▸ What the task asks
Once the pictures are removed, output the remaining entries exactly as given.

Dataset rows about figures:

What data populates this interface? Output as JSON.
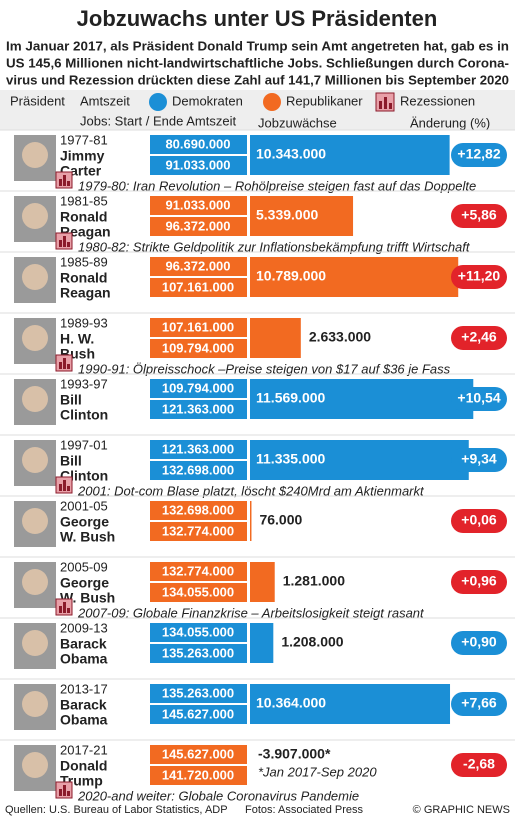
{
  "header": {
    "title": "Jobzuwachs unter US Präsidenten",
    "subtitle": [
      "Im Januar 2017, als Präsident Donald Trump sein Amt angetreten hat, gab es in",
      "US 145,6 Millionen nicht-landwirtschaftliche Jobs. Schließungen durch Corona-",
      "virus und Rezession drückten diese Zahl auf 141,7 Millionen bis September 2020"
    ]
  },
  "legend": {
    "president": "Präsident",
    "term": "Amtszeit",
    "dem": "Demokraten",
    "dem_color": "#1b8fd6",
    "rep": "Republikaner",
    "rep_color": "#f26a21",
    "recession": "Rezessionen"
  },
  "columns": {
    "jobs": "Jobs: Start / Ende Amtszeit",
    "gain": "Jobzuwächse",
    "change": "Änderung (%)"
  },
  "rows": [
    {
      "term": "1977-81",
      "name": [
        "Jimmy",
        "Carter"
      ],
      "start": "80.690.000",
      "end": "91.033.000",
      "gain": {
        "value": 10343000,
        "label": "10.343.000"
      },
      "change": "+12,82",
      "color": "#1b8fd6",
      "badge_color": "#1b8fd6",
      "note": "1979-80: Iran Revolution – Rohölpreise steigen fast auf das Doppelte"
    },
    {
      "term": "1981-85",
      "name": [
        "Ronald",
        "Reagan"
      ],
      "start": "91.033.000",
      "end": "96.372.000",
      "gain": {
        "value": 5339000,
        "label": "5.339.000"
      },
      "change": "+5,86",
      "color": "#f26a21",
      "badge_color": "#e2232a",
      "note": "1980-82: Strikte Geldpolitik zur Inflationsbekämpfung trifft Wirtschaft"
    },
    {
      "term": "1985-89",
      "name": [
        "Ronald",
        "Reagan"
      ],
      "start": "96.372.000",
      "end": "107.161.000",
      "gain": {
        "value": 10789000,
        "label": "10.789.000"
      },
      "change": "+11,20",
      "color": "#f26a21",
      "badge_color": "#e2232a"
    },
    {
      "term": "1989-93",
      "name": [
        "H. W.",
        "Bush"
      ],
      "start": "107.161.000",
      "end": "109.794.000",
      "gain": {
        "value": 2633000,
        "label": "2.633.000"
      },
      "change": "+2,46",
      "color": "#f26a21",
      "badge_color": "#e2232a",
      "note": "1990-91: Ölpreisschock –Preise steigen von $17 auf $36 je Fass"
    },
    {
      "term": "1993-97",
      "name": [
        "Bill",
        "Clinton"
      ],
      "start": "109.794.000",
      "end": "121.363.000",
      "gain": {
        "value": 11569000,
        "label": "11.569.000"
      },
      "change": "+10,54",
      "color": "#1b8fd6",
      "badge_color": "#1b8fd6"
    },
    {
      "term": "1997-01",
      "name": [
        "Bill",
        "Clinton"
      ],
      "start": "121.363.000",
      "end": "132.698.000",
      "gain": {
        "value": 11335000,
        "label": "11.335.000"
      },
      "change": "+9,34",
      "color": "#1b8fd6",
      "badge_color": "#1b8fd6",
      "note": "2001: Dot-com Blase platzt, löscht $240Mrd am Aktienmarkt"
    },
    {
      "term": "2001-05",
      "name": [
        "George",
        "W. Bush"
      ],
      "start": "132.698.000",
      "end": "132.774.000",
      "gain": {
        "value": 76000,
        "label": "76.000"
      },
      "change": "+0,06",
      "color": "#f26a21",
      "badge_color": "#e2232a"
    },
    {
      "term": "2005-09",
      "name": [
        "George",
        "W. Bush"
      ],
      "start": "132.774.000",
      "end": "134.055.000",
      "gain": {
        "value": 1281000,
        "label": "1.281.000"
      },
      "change": "+0,96",
      "color": "#f26a21",
      "badge_color": "#e2232a",
      "note": "2007-09: Globale Finanzkrise – Arbeitslosigkeit steigt rasant"
    },
    {
      "term": "2009-13",
      "name": [
        "Barack",
        "Obama"
      ],
      "start": "134.055.000",
      "end": "135.263.000",
      "gain": {
        "value": 1208000,
        "label": "1.208.000"
      },
      "change": "+0,90",
      "color": "#1b8fd6",
      "badge_color": "#1b8fd6"
    },
    {
      "term": "2013-17",
      "name": [
        "Barack",
        "Obama"
      ],
      "start": "135.263.000",
      "end": "145.627.000",
      "gain": {
        "value": 10364000,
        "label": "10.364.000"
      },
      "change": "+7,66",
      "color": "#1b8fd6",
      "badge_color": "#1b8fd6"
    },
    {
      "term": "2017-21",
      "name": [
        "Donald",
        "Trump"
      ],
      "start": "145.627.000",
      "end": "141.720.000",
      "gain": {
        "value": -3907000,
        "label": "-3.907.000*"
      },
      "gain_note": "*Jan 2017-Sep 2020",
      "change": "-2,68",
      "color": "#f26a21",
      "badge_color": "#e2232a",
      "note": "2020-and weiter: Globale Coronavirus Pandemie"
    }
  ],
  "footer": {
    "sources": "Quellen: U.S. Bureau of Labor Statistics, ADP",
    "photos": "Fotos: Associated Press",
    "credit": "© GRAPHIC NEWS"
  }
}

▸ Exercise answer
What data populates this interface? Output as JSON.
{
  "header": {
    "title": "Jobzuwachs unter US Präsidenten",
    "subtitle": [
      "Im Januar 2017, als Präsident Donald Trump sein Amt angetreten hat, gab es in",
      "US 145,6 Millionen nicht-landwirtschaftliche Jobs. Schließungen durch Corona-",
      "virus und Rezession drückten diese Zahl auf 141,7 Millionen bis September 2020"
    ]
  },
  "legend": {
    "president": "Präsident",
    "term": "Amtszeit",
    "dem": "Demokraten",
    "dem_color": "#1b8fd6",
    "rep": "Republikaner",
    "rep_color": "#f26a21",
    "recession": "Rezessionen"
  },
  "columns": {
    "jobs": "Jobs: Start / Ende Amtszeit",
    "gain": "Jobzuwächse",
    "change": "Änderung (%)"
  },
  "rows": [
    {
      "term": "1977-81",
      "name": [
        "Jimmy",
        "Carter"
      ],
      "start": "80.690.000",
      "end": "91.033.000",
      "gain": {
        "value": 10343000,
        "label": "10.343.000"
      },
      "change": "+12,82",
      "color": "#1b8fd6",
      "badge_color": "#1b8fd6",
      "note": "1979-80: Iran Revolution – Rohölpreise steigen fast auf das Doppelte"
    },
    {
      "term": "1981-85",
      "name": [
        "Ronald",
        "Reagan"
      ],
      "start": "91.033.000",
      "end": "96.372.000",
      "gain": {
        "value": 5339000,
        "label": "5.339.000"
      },
      "change": "+5,86",
      "color": "#f26a21",
      "badge_color": "#e2232a",
      "note": "1980-82: Strikte Geldpolitik zur Inflationsbekämpfung trifft Wirtschaft"
    },
    {
      "term": "1985-89",
      "name": [
        "Ronald",
        "Reagan"
      ],
      "start": "96.372.000",
      "end": "107.161.000",
      "gain": {
        "value": 10789000,
        "label": "10.789.000"
      },
      "change": "+11,20",
      "color": "#f26a21",
      "badge_color": "#e2232a"
    },
    {
      "term": "1989-93",
      "name": [
        "H. W.",
        "Bush"
      ],
      "start": "107.161.000",
      "end": "109.794.000",
      "gain": {
        "value": 2633000,
        "label": "2.633.000"
      },
      "change": "+2,46",
      "color": "#f26a21",
      "badge_color": "#e2232a",
      "note": "1990-91: Ölpreisschock –Preise steigen von $17 auf $36 je Fass"
    },
    {
      "term": "1993-97",
      "name": [
        "Bill",
        "Clinton"
      ],
      "start": "109.794.000",
      "end": "121.363.000",
      "gain": {
        "value": 11569000,
        "label": "11.569.000"
      },
      "change": "+10,54",
      "color": "#1b8fd6",
      "badge_color": "#1b8fd6"
    },
    {
      "term": "1997-01",
      "name": [
        "Bill",
        "Clinton"
      ],
      "start": "121.363.000",
      "end": "132.698.000",
      "gain": {
        "value": 11335000,
        "label": "11.335.000"
      },
      "change": "+9,34",
      "color": "#1b8fd6",
      "badge_color": "#1b8fd6",
      "note": "2001: Dot-com Blase platzt, löscht $240Mrd am Aktienmarkt"
    },
    {
      "term": "2001-05",
      "name": [
        "George",
        "W. Bush"
      ],
      "start": "132.698.000",
      "end": "132.774.000",
      "gain": {
        "value": 76000,
        "label": "76.000"
      },
      "change": "+0,06",
      "color": "#f26a21",
      "badge_color": "#e2232a"
    },
    {
      "term": "2005-09",
      "name": [
        "George",
        "W. Bush"
      ],
      "start": "132.774.000",
      "end": "134.055.000",
      "gain": {
        "value": 1281000,
        "label": "1.281.000"
      },
      "change": "+0,96",
      "color": "#f26a21",
      "badge_color": "#e2232a",
      "note": "2007-09: Globale Finanzkrise – Arbeitslosigkeit steigt rasant"
    },
    {
      "term": "2009-13",
      "name": [
        "Barack",
        "Obama"
      ],
      "start": "134.055.000",
      "end": "135.263.000",
      "gain": {
        "value": 1208000,
        "label": "1.208.000"
      },
      "change": "+0,90",
      "color": "#1b8fd6",
      "badge_color": "#1b8fd6"
    },
    {
      "term": "2013-17",
      "name": [
        "Barack",
        "Obama"
      ],
      "start": "135.263.000",
      "end": "145.627.000",
      "gain": {
        "value": 10364000,
        "label": "10.364.000"
      },
      "change": "+7,66",
      "color": "#1b8fd6",
      "badge_color": "#1b8fd6"
    },
    {
      "term": "2017-21",
      "name": [
        "Donald",
        "Trump"
      ],
      "start": "145.627.000",
      "end": "141.720.000",
      "gain": {
        "value": -3907000,
        "label": "-3.907.000*"
      },
      "gain_note": "*Jan 2017-Sep 2020",
      "change": "-2,68",
      "color": "#f26a21",
      "badge_color": "#e2232a",
      "note": "2020-and weiter: Globale Coronavirus Pandemie"
    }
  ],
  "footer": {
    "sources": "Quellen: U.S. Bureau of Labor Statistics, ADP",
    "photos": "Fotos: Associated Press",
    "credit": "© GRAPHIC NEWS"
  }
}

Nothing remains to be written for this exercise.